[Collected data]
'''
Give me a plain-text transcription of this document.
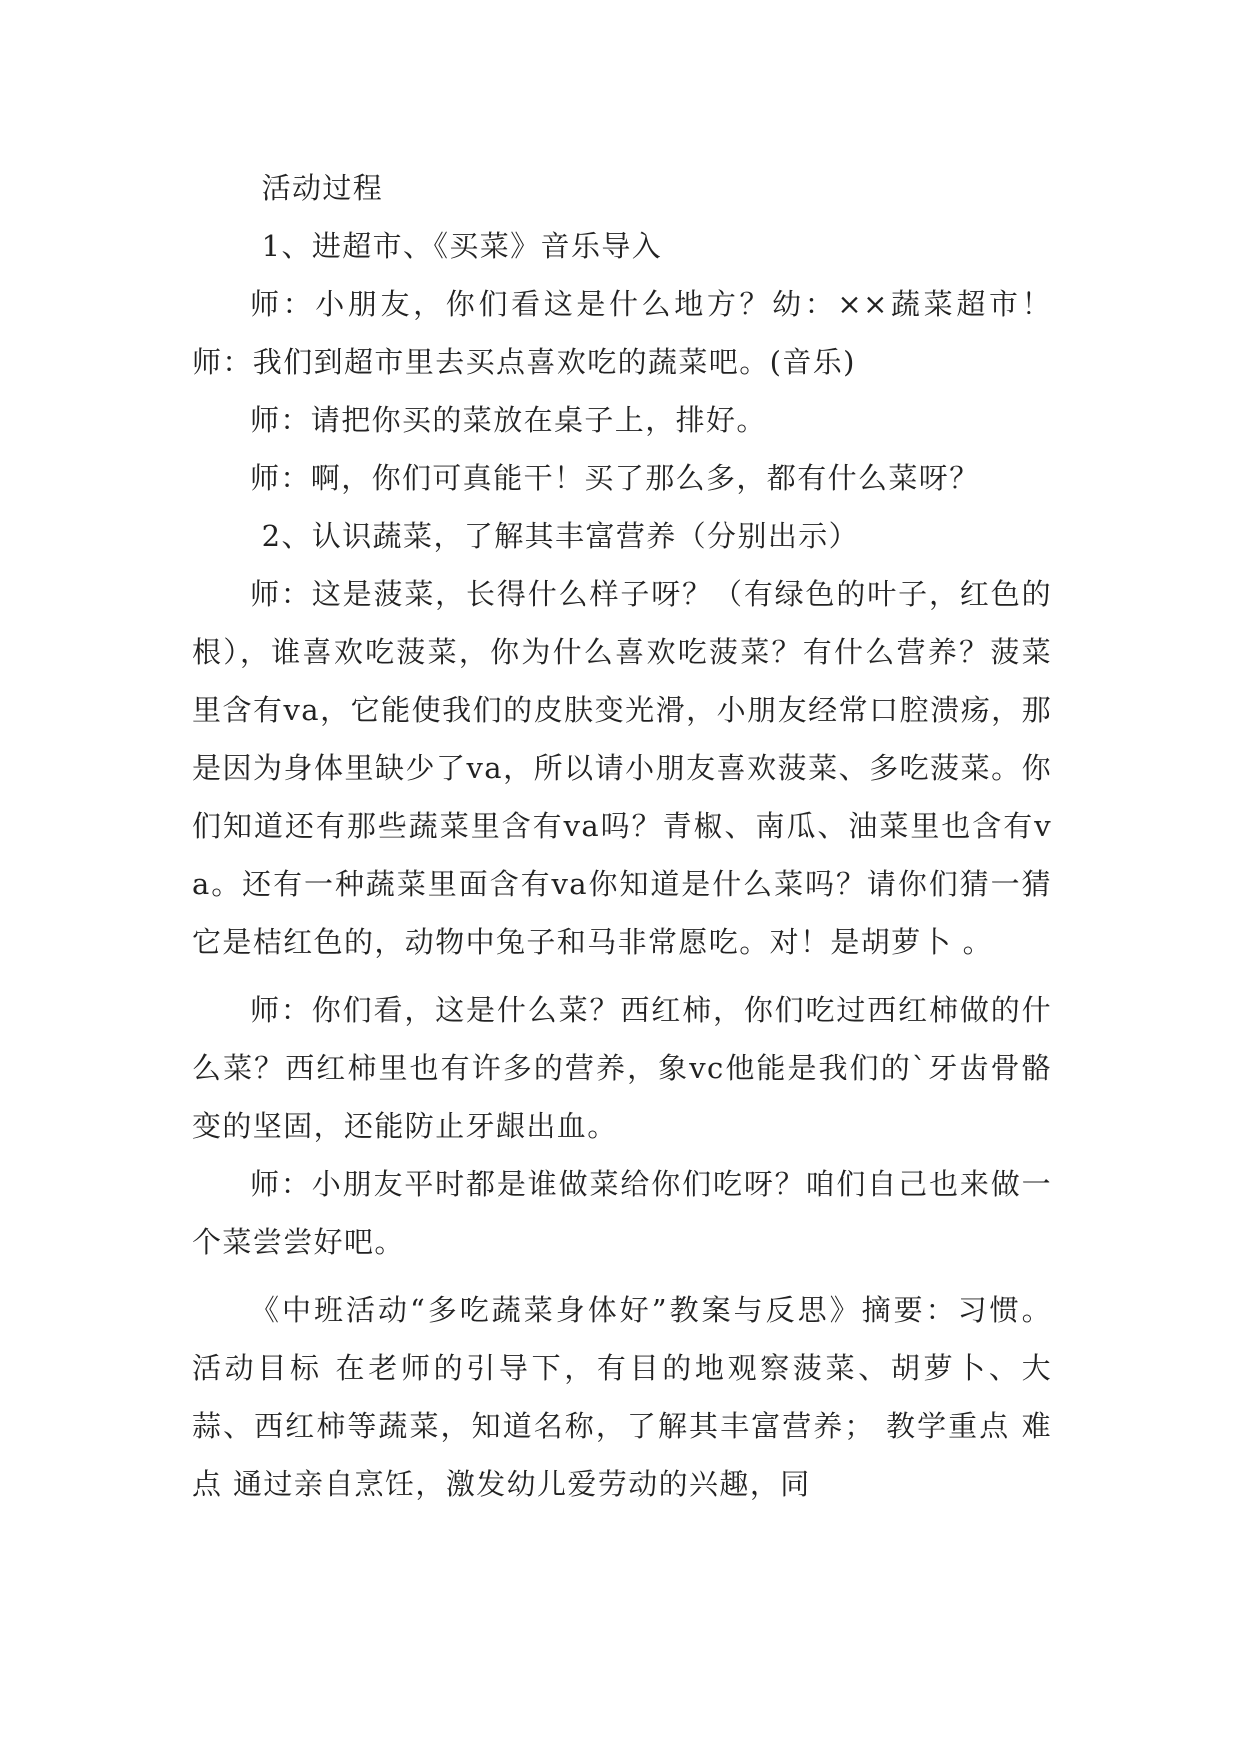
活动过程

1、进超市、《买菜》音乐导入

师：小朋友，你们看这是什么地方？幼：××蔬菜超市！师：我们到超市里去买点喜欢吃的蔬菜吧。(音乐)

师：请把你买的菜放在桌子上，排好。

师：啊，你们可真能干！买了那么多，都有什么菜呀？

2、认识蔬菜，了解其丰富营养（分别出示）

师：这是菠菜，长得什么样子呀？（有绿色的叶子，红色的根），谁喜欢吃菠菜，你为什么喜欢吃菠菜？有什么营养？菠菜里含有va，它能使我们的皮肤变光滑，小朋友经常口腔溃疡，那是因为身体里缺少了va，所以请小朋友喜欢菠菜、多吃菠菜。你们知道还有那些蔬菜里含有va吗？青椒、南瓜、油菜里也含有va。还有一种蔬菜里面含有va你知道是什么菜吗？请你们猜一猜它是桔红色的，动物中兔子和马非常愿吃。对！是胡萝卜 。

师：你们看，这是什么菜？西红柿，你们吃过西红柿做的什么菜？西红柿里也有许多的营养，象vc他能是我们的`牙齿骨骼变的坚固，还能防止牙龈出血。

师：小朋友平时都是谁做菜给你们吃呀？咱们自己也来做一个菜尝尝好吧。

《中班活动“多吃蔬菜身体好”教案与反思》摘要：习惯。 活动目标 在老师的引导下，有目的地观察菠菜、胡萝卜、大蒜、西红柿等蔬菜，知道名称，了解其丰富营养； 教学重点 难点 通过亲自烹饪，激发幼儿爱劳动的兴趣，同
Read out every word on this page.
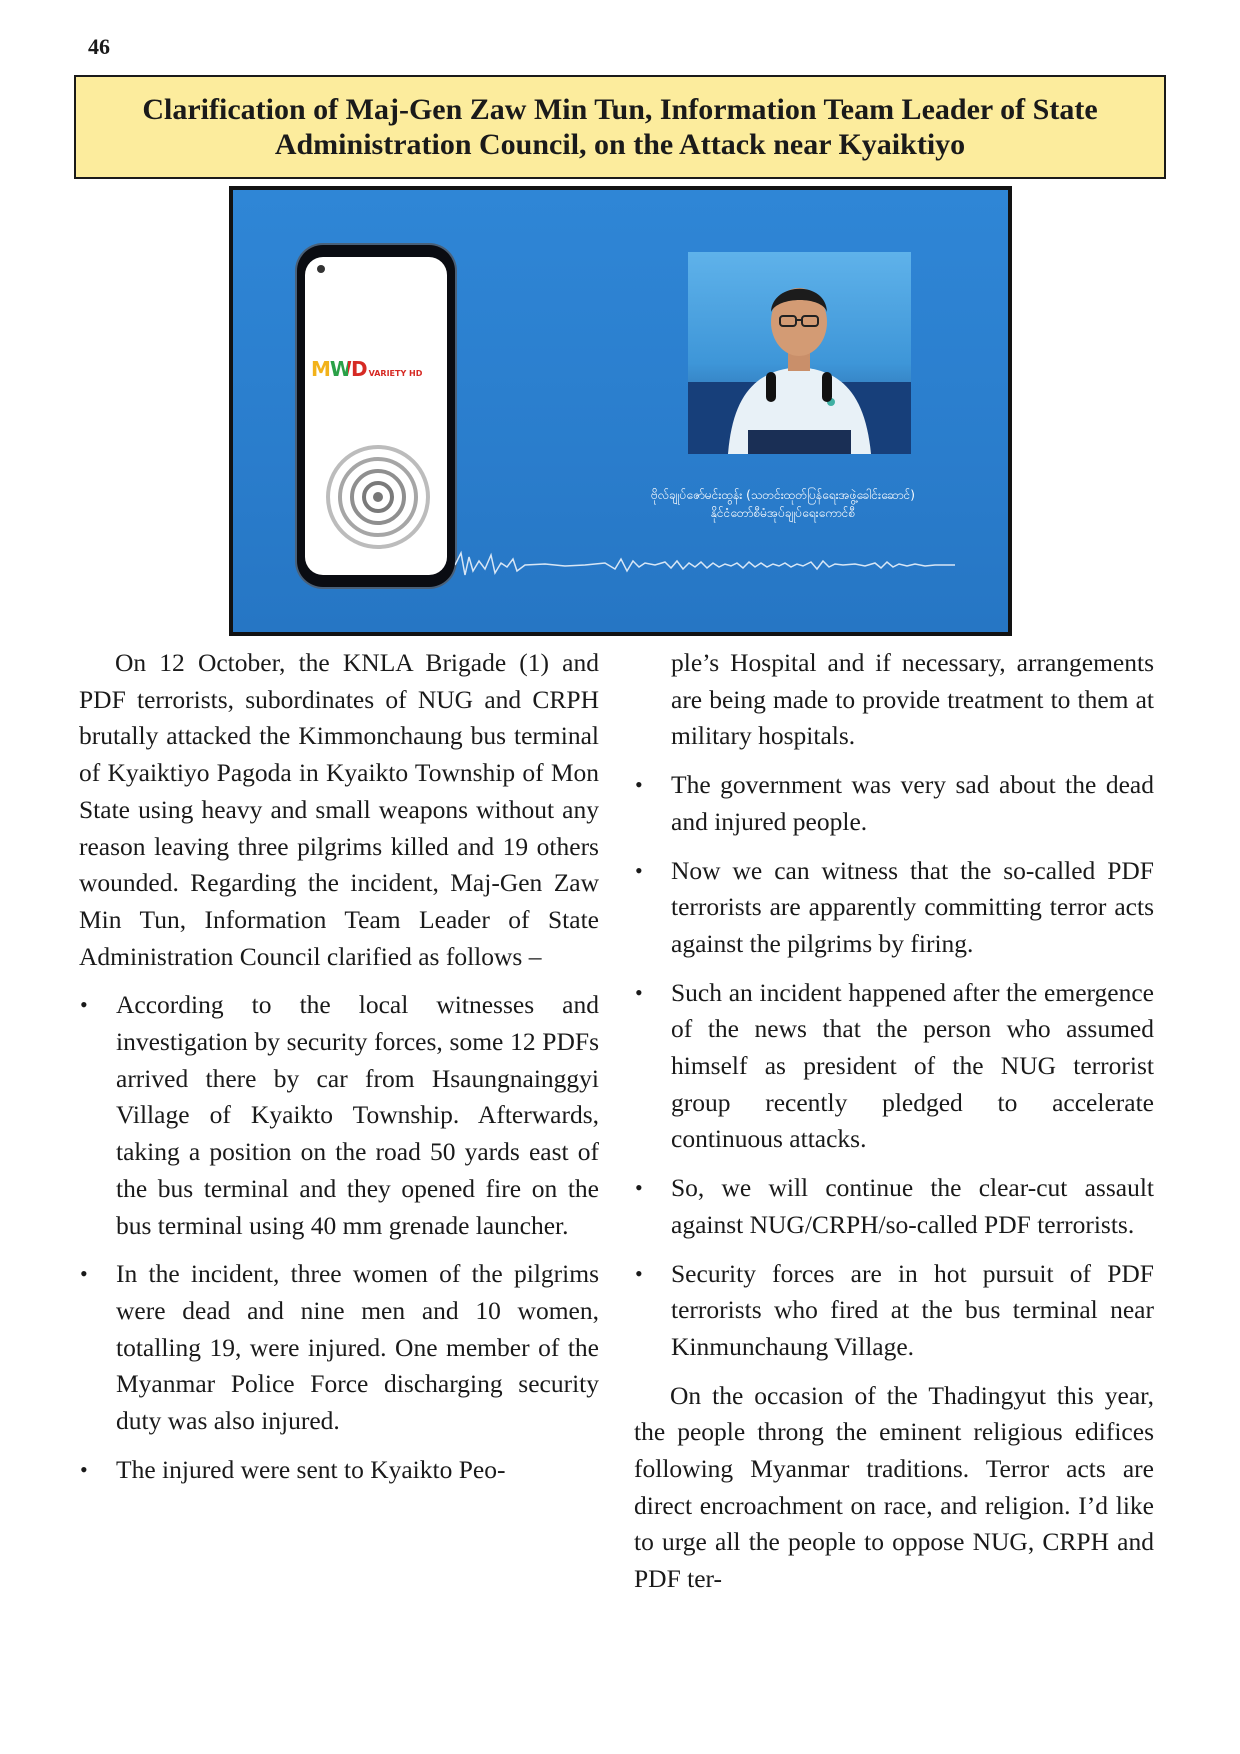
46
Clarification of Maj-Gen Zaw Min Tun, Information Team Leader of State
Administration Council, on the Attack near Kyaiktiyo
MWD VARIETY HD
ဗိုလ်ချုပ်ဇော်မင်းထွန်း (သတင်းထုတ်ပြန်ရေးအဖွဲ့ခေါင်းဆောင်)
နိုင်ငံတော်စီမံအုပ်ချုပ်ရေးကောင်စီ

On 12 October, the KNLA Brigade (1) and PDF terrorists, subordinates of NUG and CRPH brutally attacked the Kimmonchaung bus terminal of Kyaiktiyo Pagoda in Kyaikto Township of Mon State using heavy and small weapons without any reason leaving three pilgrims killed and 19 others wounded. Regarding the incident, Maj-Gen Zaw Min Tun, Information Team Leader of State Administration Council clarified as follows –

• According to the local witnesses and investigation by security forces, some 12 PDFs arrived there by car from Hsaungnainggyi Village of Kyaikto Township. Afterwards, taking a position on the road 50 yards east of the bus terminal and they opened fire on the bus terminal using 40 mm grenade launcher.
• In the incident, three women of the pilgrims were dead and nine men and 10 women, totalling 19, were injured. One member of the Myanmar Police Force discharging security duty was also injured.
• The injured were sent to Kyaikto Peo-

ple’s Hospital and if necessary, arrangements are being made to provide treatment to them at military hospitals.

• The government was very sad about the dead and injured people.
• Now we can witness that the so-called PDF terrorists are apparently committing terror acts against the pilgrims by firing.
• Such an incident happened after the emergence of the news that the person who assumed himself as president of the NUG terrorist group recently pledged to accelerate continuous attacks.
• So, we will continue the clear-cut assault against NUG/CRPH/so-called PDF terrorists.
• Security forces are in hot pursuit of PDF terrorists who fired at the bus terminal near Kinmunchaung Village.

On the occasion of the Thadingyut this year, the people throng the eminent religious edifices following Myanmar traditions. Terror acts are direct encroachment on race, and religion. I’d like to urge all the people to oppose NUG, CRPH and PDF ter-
'''
'''
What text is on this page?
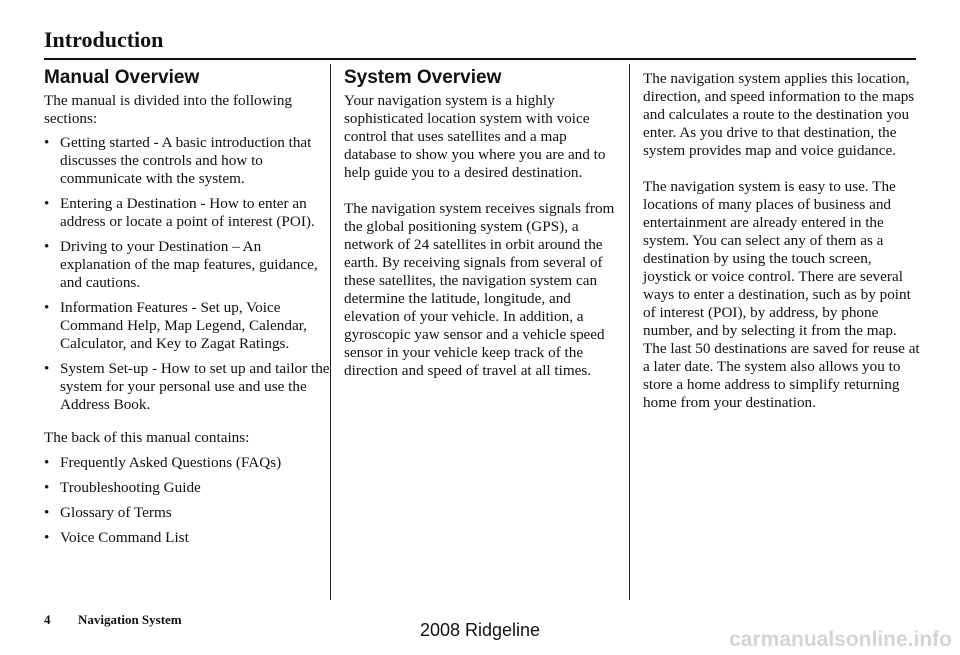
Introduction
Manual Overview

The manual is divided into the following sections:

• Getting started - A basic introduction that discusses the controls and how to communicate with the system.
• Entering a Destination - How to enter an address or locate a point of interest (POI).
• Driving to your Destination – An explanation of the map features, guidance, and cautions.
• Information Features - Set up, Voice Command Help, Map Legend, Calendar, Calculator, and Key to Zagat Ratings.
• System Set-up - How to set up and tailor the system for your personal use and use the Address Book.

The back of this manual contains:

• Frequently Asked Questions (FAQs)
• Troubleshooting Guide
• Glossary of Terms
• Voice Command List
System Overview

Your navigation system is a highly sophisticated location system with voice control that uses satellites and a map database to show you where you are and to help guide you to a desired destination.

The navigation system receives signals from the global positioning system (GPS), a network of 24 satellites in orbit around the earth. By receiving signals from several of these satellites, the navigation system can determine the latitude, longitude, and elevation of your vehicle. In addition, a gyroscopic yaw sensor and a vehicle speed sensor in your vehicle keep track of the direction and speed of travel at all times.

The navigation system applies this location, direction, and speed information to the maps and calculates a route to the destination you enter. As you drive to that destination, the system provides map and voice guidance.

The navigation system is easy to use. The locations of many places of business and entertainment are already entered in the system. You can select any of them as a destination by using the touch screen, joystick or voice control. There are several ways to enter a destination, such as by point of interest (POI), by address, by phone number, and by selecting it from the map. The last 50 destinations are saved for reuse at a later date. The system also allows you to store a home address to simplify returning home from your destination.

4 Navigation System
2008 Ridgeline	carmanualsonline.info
'''
- **AIM**:
Pick each line holding the word "speed" out of the listing.

- **THE COMPLETED TASK**:
The navigation system receives signals from the global positioning system (GPS), a network of 24 satellites in orbit around the earth. By receiving signals from several of these satellites, the navigation system can determine the latitude, longitude, and elevation of your vehicle. In addition, a gyroscopic yaw sensor and a vehicle speed sensor in your vehicle keep track of the direction and speed of travel at all times.
The navigation system applies this location, direction, and speed information to the maps and calculates a route to the destination you enter. As you drive to that destination, the system provides map and voice guidance.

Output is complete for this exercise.